◆ Raw data

-- Opening Marker --

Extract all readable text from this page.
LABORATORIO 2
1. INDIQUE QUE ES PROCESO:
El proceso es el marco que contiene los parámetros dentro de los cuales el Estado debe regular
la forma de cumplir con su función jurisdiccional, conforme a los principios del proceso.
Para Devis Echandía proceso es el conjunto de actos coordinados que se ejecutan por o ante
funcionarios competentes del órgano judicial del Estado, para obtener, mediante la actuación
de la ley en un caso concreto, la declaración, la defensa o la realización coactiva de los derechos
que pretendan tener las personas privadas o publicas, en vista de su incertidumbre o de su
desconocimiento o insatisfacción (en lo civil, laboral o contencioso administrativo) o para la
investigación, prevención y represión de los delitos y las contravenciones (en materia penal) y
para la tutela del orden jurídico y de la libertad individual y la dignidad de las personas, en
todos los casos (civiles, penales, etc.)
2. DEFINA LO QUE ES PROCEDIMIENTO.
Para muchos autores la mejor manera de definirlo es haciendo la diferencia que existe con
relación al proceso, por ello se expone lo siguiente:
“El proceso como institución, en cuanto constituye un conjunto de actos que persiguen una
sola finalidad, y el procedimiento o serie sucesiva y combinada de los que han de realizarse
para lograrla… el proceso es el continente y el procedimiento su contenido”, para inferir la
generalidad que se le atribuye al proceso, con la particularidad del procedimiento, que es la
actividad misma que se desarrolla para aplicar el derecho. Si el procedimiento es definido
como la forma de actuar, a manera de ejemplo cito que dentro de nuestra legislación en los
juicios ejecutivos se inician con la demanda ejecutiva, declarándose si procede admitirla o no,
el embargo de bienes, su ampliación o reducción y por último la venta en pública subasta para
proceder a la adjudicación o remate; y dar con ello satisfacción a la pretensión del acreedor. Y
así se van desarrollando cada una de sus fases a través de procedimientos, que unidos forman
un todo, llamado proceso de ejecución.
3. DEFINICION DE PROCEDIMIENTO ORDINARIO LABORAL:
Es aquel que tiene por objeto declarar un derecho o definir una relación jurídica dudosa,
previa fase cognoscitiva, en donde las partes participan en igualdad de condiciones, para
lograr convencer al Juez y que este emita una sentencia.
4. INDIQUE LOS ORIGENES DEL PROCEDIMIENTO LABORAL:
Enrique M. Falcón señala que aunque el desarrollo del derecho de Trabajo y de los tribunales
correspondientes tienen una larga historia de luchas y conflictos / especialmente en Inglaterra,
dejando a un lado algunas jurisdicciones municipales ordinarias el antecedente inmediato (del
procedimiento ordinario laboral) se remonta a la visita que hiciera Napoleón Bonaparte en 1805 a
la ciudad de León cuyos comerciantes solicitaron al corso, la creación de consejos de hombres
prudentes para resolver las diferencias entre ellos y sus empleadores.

-- Closing Marker --

◆ Exercise
Write the material out once more so that every line matches the original.

◆ Result below
Extract all readable text from this page.
LABORATORIO 2
1. INDIQUE QUE ES PROCESO:
El proceso es el marco que contiene los parámetros dentro de los cuales el Estado debe regular
la forma de cumplir con su función jurisdiccional, conforme a los principios del proceso.
Para Devis Echandía proceso es el conjunto de actos coordinados que se ejecutan por o ante
funcionarios competentes del órgano judicial del Estado, para obtener, mediante la actuación
de la ley en un caso concreto, la declaración, la defensa o la realización coactiva de los derechos
que pretendan tener las personas privadas o publicas, en vista de su incertidumbre o de su
desconocimiento o insatisfacción (en lo civil, laboral o contencioso administrativo) o para la
investigación, prevención y represión de los delitos y las contravenciones (en materia penal) y
para la tutela del orden jurídico y de la libertad individual y la dignidad de las personas, en
todos los casos (civiles, penales, etc.)
2. DEFINA LO QUE ES PROCEDIMIENTO.
Para muchos autores la mejor manera de definirlo es haciendo la diferencia que existe con
relación al proceso, por ello se expone lo siguiente:
“El proceso como institución, en cuanto constituye un conjunto de actos que persiguen una
sola finalidad, y el procedimiento o serie sucesiva y combinada de los que han de realizarse
para lograrla… el proceso es el continente y el procedimiento su contenido”, para inferir la
generalidad que se le atribuye al proceso, con la particularidad del procedimiento, que es la
actividad misma que se desarrolla para aplicar el derecho. Si el procedimiento es definido
como la forma de actuar, a manera de ejemplo cito que dentro de nuestra legislación en los
juicios ejecutivos se inician con la demanda ejecutiva, declarándose si procede admitirla o no,
el embargo de bienes, su ampliación o reducción y por último la venta en pública subasta para
proceder a la adjudicación o remate; y dar con ello satisfacción a la pretensión del acreedor. Y
así se van desarrollando cada una de sus fases a través de procedimientos, que unidos forman
un todo, llamado proceso de ejecución.
3. DEFINICION DE PROCEDIMIENTO ORDINARIO LABORAL:
Es aquel que tiene por objeto declarar un derecho o definir una relación jurídica dudosa,
previa fase cognoscitiva, en donde las partes participan en igualdad de condiciones, para
lograr convencer al Juez y que este emita una sentencia.
4. INDIQUE LOS ORIGENES DEL PROCEDIMIENTO LABORAL:
Enrique M. Falcón señala que aunque el desarrollo del derecho de Trabajo y de los tribunales
correspondientes tienen una larga historia de luchas y conflictos / especialmente en Inglaterra,
dejando a un lado algunas jurisdicciones municipales ordinarias el antecedente inmediato (del
procedimiento ordinario laboral) se remonta a la visita que hiciera Napoleón Bonaparte en 1805 a
la ciudad de León cuyos comerciantes solicitaron al corso, la creación de consejos de hombres
prudentes para resolver las diferencias entre ellos y sus empleadores.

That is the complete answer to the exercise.